BEGIN DOCUMENT SECTION
Thomas Robert

Personal information
- Date of birth: 31 August 2000 (age 25)
- Place of birth: Paris, France
- Height: 1.75 m (5 ft 9 in)
- Position: Midfielder

Team information
- Current team: FC Mondercange

Senior career*
- Years: Team / Apps / (Gls)
- 2017–2020: Montpellier II / 18 / (0)
- 2020–2021: Airdrieonians / 18 / (3)
- 2021–2022: Mouscron / 3 / (0)
- 2022–2023: Béziers / 18 / (1)
- 2023–2024: Wasquehal / 9 / (0)
- 2024–: FC Mondercange / 22 / (4)

= Thomas Robert =

French footballer (born 2000)

Thomas Robert (born 31 August 2000) is a French professional footballer who plays for FC Mondercange as a midfielder.

==Early and personal life==
Born in Paris, Robert is the son of former footballer Laurent Robert and nephew of Bertrand Robert.
END DOCUMENT SECTION
BEGIN DATA UNDER STUDY
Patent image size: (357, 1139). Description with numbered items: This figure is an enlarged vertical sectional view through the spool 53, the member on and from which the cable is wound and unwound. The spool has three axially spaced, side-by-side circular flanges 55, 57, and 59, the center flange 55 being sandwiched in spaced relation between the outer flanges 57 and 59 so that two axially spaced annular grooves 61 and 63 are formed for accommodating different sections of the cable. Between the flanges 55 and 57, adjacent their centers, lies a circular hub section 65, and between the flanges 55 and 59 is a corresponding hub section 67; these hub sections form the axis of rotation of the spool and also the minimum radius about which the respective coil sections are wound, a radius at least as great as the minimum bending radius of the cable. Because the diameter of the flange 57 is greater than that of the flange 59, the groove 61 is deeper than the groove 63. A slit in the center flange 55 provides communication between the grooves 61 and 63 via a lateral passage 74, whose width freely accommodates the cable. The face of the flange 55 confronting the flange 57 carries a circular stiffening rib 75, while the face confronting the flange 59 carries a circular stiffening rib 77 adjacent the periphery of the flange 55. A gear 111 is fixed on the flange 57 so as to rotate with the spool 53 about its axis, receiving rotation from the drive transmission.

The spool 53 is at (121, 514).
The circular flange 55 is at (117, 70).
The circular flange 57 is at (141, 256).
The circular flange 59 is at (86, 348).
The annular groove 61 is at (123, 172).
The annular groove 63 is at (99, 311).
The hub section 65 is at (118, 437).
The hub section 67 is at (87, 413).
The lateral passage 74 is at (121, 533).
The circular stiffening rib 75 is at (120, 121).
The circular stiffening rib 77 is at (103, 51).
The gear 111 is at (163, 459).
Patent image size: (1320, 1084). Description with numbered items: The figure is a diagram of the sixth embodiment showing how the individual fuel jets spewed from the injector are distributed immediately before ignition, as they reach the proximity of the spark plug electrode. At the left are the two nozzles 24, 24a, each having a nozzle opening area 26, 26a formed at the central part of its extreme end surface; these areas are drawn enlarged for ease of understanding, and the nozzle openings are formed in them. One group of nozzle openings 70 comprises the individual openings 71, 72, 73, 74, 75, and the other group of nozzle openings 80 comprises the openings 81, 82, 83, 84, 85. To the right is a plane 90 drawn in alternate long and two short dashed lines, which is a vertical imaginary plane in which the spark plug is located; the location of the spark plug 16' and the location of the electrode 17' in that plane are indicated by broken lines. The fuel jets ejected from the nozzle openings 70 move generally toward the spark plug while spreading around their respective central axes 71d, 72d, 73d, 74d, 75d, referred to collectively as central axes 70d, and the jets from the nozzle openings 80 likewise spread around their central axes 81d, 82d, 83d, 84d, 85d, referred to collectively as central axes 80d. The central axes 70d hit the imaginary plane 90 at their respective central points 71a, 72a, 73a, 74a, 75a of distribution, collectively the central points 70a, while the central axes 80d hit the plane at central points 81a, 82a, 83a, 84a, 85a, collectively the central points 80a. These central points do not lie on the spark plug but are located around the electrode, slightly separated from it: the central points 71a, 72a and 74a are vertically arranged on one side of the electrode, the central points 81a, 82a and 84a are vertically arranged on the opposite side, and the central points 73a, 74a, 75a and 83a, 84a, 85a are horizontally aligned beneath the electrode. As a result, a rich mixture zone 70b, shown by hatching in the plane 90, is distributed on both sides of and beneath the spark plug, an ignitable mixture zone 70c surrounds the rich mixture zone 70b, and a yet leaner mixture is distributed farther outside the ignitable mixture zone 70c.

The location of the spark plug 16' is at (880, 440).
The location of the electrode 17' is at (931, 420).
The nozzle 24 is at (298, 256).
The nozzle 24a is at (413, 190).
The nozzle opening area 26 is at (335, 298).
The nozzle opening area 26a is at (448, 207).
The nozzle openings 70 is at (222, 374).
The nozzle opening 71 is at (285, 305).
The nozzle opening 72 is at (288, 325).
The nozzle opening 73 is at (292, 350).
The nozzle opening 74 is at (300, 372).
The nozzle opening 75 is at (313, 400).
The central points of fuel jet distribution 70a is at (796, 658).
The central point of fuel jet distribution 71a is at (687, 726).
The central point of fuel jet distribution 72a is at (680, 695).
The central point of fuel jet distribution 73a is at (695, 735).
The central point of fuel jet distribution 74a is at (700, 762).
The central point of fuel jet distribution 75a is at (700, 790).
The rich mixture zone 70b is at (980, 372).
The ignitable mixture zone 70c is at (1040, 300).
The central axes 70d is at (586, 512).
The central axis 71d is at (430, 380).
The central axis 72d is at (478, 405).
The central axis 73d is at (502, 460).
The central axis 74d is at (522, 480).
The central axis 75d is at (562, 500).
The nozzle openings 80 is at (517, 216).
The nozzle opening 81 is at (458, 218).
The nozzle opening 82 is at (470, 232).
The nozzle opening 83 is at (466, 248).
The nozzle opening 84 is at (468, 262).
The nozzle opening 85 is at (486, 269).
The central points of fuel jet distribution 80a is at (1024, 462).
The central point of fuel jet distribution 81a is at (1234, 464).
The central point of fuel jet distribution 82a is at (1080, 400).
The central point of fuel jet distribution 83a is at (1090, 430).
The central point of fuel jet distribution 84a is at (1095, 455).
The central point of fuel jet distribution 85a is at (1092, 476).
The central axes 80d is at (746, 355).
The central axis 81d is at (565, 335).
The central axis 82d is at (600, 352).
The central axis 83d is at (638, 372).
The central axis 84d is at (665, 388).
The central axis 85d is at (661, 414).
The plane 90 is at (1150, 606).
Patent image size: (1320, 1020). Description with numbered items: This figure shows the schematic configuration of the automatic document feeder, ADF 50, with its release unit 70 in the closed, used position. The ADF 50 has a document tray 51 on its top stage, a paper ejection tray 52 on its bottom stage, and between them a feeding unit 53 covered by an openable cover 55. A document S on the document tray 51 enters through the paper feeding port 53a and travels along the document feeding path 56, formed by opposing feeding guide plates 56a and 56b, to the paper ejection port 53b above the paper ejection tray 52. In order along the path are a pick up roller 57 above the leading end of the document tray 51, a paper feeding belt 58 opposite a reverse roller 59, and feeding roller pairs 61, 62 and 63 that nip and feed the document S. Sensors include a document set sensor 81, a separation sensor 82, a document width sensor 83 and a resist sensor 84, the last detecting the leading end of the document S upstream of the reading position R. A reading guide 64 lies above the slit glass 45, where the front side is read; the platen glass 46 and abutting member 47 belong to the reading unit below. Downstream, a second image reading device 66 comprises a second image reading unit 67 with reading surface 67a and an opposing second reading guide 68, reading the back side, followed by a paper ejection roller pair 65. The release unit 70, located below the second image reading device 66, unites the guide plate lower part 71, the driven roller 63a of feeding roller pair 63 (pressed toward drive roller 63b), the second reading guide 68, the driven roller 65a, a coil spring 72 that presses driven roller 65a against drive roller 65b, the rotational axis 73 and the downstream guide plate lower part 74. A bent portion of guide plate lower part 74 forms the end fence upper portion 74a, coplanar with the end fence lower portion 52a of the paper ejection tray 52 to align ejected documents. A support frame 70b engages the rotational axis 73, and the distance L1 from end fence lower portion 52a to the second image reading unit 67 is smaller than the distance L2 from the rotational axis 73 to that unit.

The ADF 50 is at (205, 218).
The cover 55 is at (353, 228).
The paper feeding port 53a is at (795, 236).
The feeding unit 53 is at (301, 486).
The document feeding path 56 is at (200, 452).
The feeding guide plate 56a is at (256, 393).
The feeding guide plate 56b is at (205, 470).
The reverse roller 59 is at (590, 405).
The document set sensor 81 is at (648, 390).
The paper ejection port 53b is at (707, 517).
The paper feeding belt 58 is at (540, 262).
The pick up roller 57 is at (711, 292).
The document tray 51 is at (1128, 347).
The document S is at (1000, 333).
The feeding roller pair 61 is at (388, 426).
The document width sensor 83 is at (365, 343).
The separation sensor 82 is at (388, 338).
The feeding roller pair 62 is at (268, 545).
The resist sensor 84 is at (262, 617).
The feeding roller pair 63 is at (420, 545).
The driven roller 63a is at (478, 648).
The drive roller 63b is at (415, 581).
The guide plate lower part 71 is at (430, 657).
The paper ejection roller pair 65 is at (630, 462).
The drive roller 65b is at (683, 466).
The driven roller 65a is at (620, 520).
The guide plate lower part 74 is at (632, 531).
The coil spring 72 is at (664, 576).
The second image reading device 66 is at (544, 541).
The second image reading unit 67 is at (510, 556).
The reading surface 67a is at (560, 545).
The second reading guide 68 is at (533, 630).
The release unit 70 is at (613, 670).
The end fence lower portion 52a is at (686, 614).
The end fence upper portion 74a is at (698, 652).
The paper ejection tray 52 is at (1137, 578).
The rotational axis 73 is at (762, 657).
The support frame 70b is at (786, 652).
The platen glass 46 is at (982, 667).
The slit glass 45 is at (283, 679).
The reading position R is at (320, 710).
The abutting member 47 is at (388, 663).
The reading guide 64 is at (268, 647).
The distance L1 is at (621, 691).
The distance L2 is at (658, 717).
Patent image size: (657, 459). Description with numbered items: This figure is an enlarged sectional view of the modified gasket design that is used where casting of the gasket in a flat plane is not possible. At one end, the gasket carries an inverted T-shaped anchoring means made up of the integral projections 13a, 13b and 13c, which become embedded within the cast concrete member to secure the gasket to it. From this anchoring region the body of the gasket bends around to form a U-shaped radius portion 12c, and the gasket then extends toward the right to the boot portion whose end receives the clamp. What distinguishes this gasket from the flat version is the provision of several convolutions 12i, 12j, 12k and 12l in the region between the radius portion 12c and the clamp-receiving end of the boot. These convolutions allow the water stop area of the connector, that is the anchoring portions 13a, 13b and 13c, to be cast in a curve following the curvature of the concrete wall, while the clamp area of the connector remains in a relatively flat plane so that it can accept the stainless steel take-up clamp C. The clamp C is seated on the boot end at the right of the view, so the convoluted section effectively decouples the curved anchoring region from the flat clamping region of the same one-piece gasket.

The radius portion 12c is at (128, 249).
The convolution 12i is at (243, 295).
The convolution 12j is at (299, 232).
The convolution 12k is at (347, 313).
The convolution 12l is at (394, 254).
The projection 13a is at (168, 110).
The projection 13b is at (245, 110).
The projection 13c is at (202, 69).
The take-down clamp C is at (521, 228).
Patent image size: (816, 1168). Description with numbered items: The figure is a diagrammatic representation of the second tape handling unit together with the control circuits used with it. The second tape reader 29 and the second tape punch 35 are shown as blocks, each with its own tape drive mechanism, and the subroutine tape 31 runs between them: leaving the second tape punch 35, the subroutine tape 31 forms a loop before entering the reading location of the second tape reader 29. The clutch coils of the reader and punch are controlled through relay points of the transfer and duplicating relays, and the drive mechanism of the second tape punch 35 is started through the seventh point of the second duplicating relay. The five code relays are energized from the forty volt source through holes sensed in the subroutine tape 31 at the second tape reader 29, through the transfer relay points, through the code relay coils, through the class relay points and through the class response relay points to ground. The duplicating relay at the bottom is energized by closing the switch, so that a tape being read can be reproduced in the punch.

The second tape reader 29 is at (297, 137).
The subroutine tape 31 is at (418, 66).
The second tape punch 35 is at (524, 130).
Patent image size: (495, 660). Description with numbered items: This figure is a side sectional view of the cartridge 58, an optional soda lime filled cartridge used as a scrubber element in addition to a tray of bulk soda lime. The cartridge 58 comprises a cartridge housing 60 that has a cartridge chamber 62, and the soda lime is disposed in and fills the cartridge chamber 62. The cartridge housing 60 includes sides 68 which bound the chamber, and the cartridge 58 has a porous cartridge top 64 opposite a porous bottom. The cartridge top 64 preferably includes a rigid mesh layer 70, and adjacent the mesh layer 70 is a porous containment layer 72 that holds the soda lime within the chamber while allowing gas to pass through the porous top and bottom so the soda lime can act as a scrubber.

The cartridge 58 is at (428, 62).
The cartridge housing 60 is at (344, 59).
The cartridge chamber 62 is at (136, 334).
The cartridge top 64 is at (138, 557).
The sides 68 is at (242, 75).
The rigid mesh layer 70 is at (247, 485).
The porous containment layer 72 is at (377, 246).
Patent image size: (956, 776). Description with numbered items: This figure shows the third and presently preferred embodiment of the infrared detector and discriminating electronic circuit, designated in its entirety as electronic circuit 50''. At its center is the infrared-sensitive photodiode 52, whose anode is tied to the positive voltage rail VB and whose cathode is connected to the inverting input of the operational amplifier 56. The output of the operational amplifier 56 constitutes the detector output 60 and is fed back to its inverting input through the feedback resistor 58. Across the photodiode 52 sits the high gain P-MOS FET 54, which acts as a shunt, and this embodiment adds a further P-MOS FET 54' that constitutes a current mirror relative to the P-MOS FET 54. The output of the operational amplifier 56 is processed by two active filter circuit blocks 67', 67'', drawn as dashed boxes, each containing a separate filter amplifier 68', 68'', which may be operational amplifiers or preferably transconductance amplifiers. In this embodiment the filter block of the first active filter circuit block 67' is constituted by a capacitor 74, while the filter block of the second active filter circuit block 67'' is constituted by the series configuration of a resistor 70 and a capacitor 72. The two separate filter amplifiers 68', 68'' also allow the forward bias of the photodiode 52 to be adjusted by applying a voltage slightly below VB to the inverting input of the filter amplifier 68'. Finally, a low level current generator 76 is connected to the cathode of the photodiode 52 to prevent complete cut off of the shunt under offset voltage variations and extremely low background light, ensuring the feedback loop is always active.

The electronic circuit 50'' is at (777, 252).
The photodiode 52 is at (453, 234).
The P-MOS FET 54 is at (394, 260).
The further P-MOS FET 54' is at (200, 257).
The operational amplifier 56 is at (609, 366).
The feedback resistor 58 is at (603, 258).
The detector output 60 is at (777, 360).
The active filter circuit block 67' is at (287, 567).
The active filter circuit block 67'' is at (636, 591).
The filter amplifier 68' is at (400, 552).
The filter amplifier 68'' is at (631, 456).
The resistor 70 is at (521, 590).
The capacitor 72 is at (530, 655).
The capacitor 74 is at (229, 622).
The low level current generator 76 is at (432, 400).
END DATA UNDER STUDY
**EXERCISE DIRECTIONS:** Continue the article on footballer Thomas Robert, picking up after its last sentence.

**EXPECTED ANSWER:**
==Career==
Robert began his career with Montpellier II, and was linked with Rangers, Celtic, and Newcastle United, before signing for Scottish club Airdrieonians in July 2020.

Whilst with Airdrieonians he had trials at a number of clubs including Rangers, Celtic, Burnley and Salford City, before signing for Belgian club Mouscron in September 2021.

After leaving Mouscron he returned to France with Béziers in October 2022, moving to Wasquehal in October 2023. He signed for Luxembourg club FC Mondercange for the 2024–25 season.